• Task prompt: Write out all of the entries exactly as given.

— START OF Items —

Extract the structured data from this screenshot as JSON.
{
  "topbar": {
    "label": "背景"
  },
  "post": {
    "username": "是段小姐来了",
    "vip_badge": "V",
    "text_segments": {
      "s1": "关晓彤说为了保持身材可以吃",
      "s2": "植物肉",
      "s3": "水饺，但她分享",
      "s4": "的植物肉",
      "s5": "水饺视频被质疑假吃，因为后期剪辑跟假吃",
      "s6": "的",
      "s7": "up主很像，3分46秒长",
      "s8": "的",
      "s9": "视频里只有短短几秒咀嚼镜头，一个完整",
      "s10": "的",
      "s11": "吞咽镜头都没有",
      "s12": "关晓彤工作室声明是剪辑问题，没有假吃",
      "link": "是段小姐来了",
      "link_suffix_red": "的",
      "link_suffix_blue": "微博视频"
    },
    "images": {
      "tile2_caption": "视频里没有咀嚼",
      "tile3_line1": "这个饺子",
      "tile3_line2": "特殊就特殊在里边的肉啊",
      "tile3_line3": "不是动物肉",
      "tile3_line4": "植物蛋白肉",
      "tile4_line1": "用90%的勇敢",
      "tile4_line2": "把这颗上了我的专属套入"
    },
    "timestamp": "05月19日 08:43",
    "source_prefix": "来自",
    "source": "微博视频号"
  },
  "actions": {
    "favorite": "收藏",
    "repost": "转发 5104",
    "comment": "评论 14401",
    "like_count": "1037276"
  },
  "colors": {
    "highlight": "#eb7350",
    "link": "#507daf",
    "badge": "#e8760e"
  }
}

— END OF Items —

• Expected answer:
Extract the structured data from this screenshot as JSON.
{
  "topbar": {
    "label": "背景"
  },
  "post": {
    "username": "是段小姐来了",
    "vip_badge": "V",
    "text_segments": {
      "s1": "关晓彤说为了保持身材可以吃",
      "s2": "植物肉",
      "s3": "水饺，但她分享",
      "s4": "的植物肉",
      "s5": "水饺视频被质疑假吃，因为后期剪辑跟假吃",
      "s6": "的",
      "s7": "up主很像，3分46秒长",
      "s8": "的",
      "s9": "视频里只有短短几秒咀嚼镜头，一个完整",
      "s10": "的",
      "s11": "吞咽镜头都没有",
      "s12": "关晓彤工作室声明是剪辑问题，没有假吃",
      "link": "是段小姐来了",
      "link_suffix_red": "的",
      "link_suffix_blue": "微博视频"
    },
    "images": {
      "tile2_caption": "视频里没有咀嚼",
      "tile3_line1": "这个饺子",
      "tile3_line2": "特殊就特殊在里边的肉啊",
      "tile3_line3": "不是动物肉",
      "tile3_line4": "植物蛋白肉",
      "tile4_line1": "用90%的勇敢",
      "tile4_line2": "把这颗上了我的专属套入"
    },
    "timestamp": "05月19日 08:43",
    "source_prefix": "来自",
    "source": "微博视频号"
  },
  "actions": {
    "favorite": "收藏",
    "repost": "转发 5104",
    "comment": "评论 14401",
    "like_count": "1037276"
  },
  "colors": {
    "highlight": "#eb7350",
    "link": "#507daf",
    "badge": "#e8760e"
  }
}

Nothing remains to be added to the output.